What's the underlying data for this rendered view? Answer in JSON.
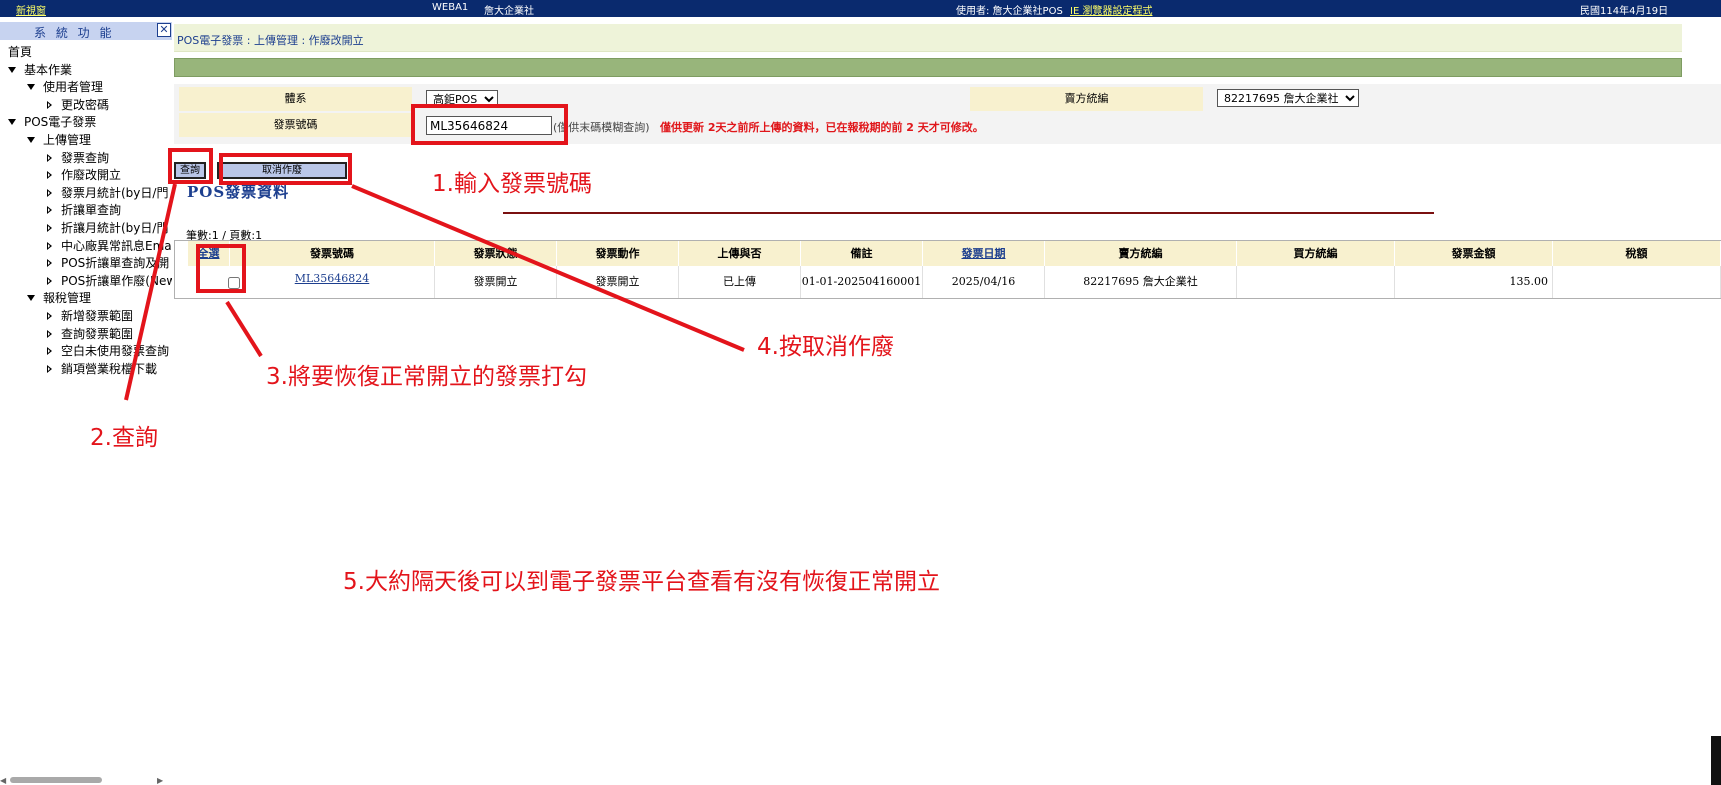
{
  "topbar": {
    "new_window": "新視窗",
    "server": "WEBA1",
    "company": "詹大企業社",
    "user": "使用者: 詹大企業社POS",
    "settings_link": "IE 瀏覽器設定程式",
    "date": "民國114年4月19日"
  },
  "sidebar": {
    "title": "系 統 功 能",
    "close": "✕",
    "items": [
      {
        "label": "首頁",
        "level": 0,
        "arrow": "none"
      },
      {
        "label": "基本作業",
        "level": 0,
        "arrow": "down"
      },
      {
        "label": "使用者管理",
        "level": 1,
        "arrow": "down"
      },
      {
        "label": "更改密碼",
        "level": 2,
        "arrow": "right"
      },
      {
        "label": "POS電子發票",
        "level": 0,
        "arrow": "down"
      },
      {
        "label": "上傳管理",
        "level": 1,
        "arrow": "down"
      },
      {
        "label": "發票查詢",
        "level": 2,
        "arrow": "right"
      },
      {
        "label": "作廢改開立",
        "level": 2,
        "arrow": "right"
      },
      {
        "label": "發票月統計(by日/門",
        "level": 2,
        "arrow": "right"
      },
      {
        "label": "折讓單查詢",
        "level": 2,
        "arrow": "right"
      },
      {
        "label": "折讓月統計(by日/門",
        "level": 2,
        "arrow": "right"
      },
      {
        "label": "中心廠異常訊息Ema",
        "level": 2,
        "arrow": "right"
      },
      {
        "label": "POS折讓單查詢及開",
        "level": 2,
        "arrow": "right"
      },
      {
        "label": "POS折讓單作廢(New",
        "level": 2,
        "arrow": "right"
      },
      {
        "label": "報稅管理",
        "level": 1,
        "arrow": "down"
      },
      {
        "label": "新增發票範圍",
        "level": 2,
        "arrow": "right"
      },
      {
        "label": "查詢發票範圍",
        "level": 2,
        "arrow": "right"
      },
      {
        "label": "空白未使用發票查詢",
        "level": 2,
        "arrow": "right"
      },
      {
        "label": "銷項營業稅檔下載",
        "level": 2,
        "arrow": "right"
      }
    ]
  },
  "main": {
    "breadcrumb": "POS電子發票 : 上傳管理 : 作廢改開立",
    "form": {
      "system_label": "體系",
      "system_value": "高鉅POS",
      "seller_label": "賣方統編",
      "seller_value": "82217695 詹大企業社",
      "invoice_label": "發票號碼",
      "invoice_value": "ML35646824",
      "hint_gray": "(僅供末碼模糊查詢)",
      "hint_red": "僅供更新 2天之前所上傳的資料，已在報稅期的前 2 天才可修改。"
    },
    "buttons": {
      "query": "查詢",
      "cancel_void": "取消作廢"
    },
    "section_title": "POS發票資料",
    "count": "筆數:1 / 頁數:1",
    "table": {
      "headers": [
        "全選",
        "發票號碼",
        "發票狀態",
        "發票動作",
        "上傳與否",
        "備註",
        "發票日期",
        "賣方統編",
        "買方統編",
        "發票金額",
        "稅額"
      ],
      "row": {
        "invoice_no": "ML35646824",
        "status": "發票開立",
        "action": "發票開立",
        "uploaded": "已上傳",
        "note": "01-01-202504160001",
        "date": "2025/04/16",
        "seller": "82217695 詹大企業社",
        "buyer": "",
        "amount": "135.00",
        "tax": ""
      }
    }
  },
  "annotations": {
    "step1": "1.輸入發票號碼",
    "step2": "2.查詢",
    "step3": "3.將要恢復正常開立的發票打勾",
    "step4": "4.按取消作廢",
    "step5": "5.大約隔天後可以到電子發票平台查看有沒有恢復正常開立",
    "color": "#e3141b"
  },
  "icons": {
    "expanded": "triangle-down-icon",
    "collapsed": "triangle-right-icon",
    "close": "close-icon"
  }
}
============================================================
-- DIRECTION --
Pictures are excluded; output everything else in the data verbatim.

-- PROBLEM SOLUTION --
What's the underlying data for this rendered view? Answer in JSON.
{
  "topbar": {
    "new_window": "新視窗",
    "server": "WEBA1",
    "company": "詹大企業社",
    "user": "使用者: 詹大企業社POS",
    "settings_link": "IE 瀏覽器設定程式",
    "date": "民國114年4月19日"
  },
  "sidebar": {
    "title": "系 統 功 能",
    "close": "✕",
    "items": [
      {
        "label": "首頁",
        "level": 0,
        "arrow": "none"
      },
      {
        "label": "基本作業",
        "level": 0,
        "arrow": "down"
      },
      {
        "label": "使用者管理",
        "level": 1,
        "arrow": "down"
      },
      {
        "label": "更改密碼",
        "level": 2,
        "arrow": "right"
      },
      {
        "label": "POS電子發票",
        "level": 0,
        "arrow": "down"
      },
      {
        "label": "上傳管理",
        "level": 1,
        "arrow": "down"
      },
      {
        "label": "發票查詢",
        "level": 2,
        "arrow": "right"
      },
      {
        "label": "作廢改開立",
        "level": 2,
        "arrow": "right"
      },
      {
        "label": "發票月統計(by日/門",
        "level": 2,
        "arrow": "right"
      },
      {
        "label": "折讓單查詢",
        "level": 2,
        "arrow": "right"
      },
      {
        "label": "折讓月統計(by日/門",
        "level": 2,
        "arrow": "right"
      },
      {
        "label": "中心廠異常訊息Ema",
        "level": 2,
        "arrow": "right"
      },
      {
        "label": "POS折讓單查詢及開",
        "level": 2,
        "arrow": "right"
      },
      {
        "label": "POS折讓單作廢(New",
        "level": 2,
        "arrow": "right"
      },
      {
        "label": "報稅管理",
        "level": 1,
        "arrow": "down"
      },
      {
        "label": "新增發票範圍",
        "level": 2,
        "arrow": "right"
      },
      {
        "label": "查詢發票範圍",
        "level": 2,
        "arrow": "right"
      },
      {
        "label": "空白未使用發票查詢",
        "level": 2,
        "arrow": "right"
      },
      {
        "label": "銷項營業稅檔下載",
        "level": 2,
        "arrow": "right"
      }
    ]
  },
  "main": {
    "breadcrumb": "POS電子發票 : 上傳管理 : 作廢改開立",
    "form": {
      "system_label": "體系",
      "system_value": "高鉅POS",
      "seller_label": "賣方統編",
      "seller_value": "82217695 詹大企業社",
      "invoice_label": "發票號碼",
      "invoice_value": "ML35646824",
      "hint_gray": "(僅供末碼模糊查詢)",
      "hint_red": "僅供更新 2天之前所上傳的資料，已在報稅期的前 2 天才可修改。"
    },
    "buttons": {
      "query": "查詢",
      "cancel_void": "取消作廢"
    },
    "section_title": "POS發票資料",
    "count": "筆數:1 / 頁數:1",
    "table": {
      "headers": [
        "全選",
        "發票號碼",
        "發票狀態",
        "發票動作",
        "上傳與否",
        "備註",
        "發票日期",
        "賣方統編",
        "買方統編",
        "發票金額",
        "稅額"
      ],
      "row": {
        "invoice_no": "ML35646824",
        "status": "發票開立",
        "action": "發票開立",
        "uploaded": "已上傳",
        "note": "01-01-202504160001",
        "date": "2025/04/16",
        "seller": "82217695 詹大企業社",
        "buyer": "",
        "amount": "135.00",
        "tax": ""
      }
    }
  },
  "annotations": {
    "step1": "1.輸入發票號碼",
    "step2": "2.查詢",
    "step3": "3.將要恢復正常開立的發票打勾",
    "step4": "4.按取消作廢",
    "step5": "5.大約隔天後可以到電子發票平台查看有沒有恢復正常開立",
    "color": "#e3141b"
  },
  "icons": {
    "expanded": "triangle-down-icon",
    "collapsed": "triangle-right-icon",
    "close": "close-icon"
  }
}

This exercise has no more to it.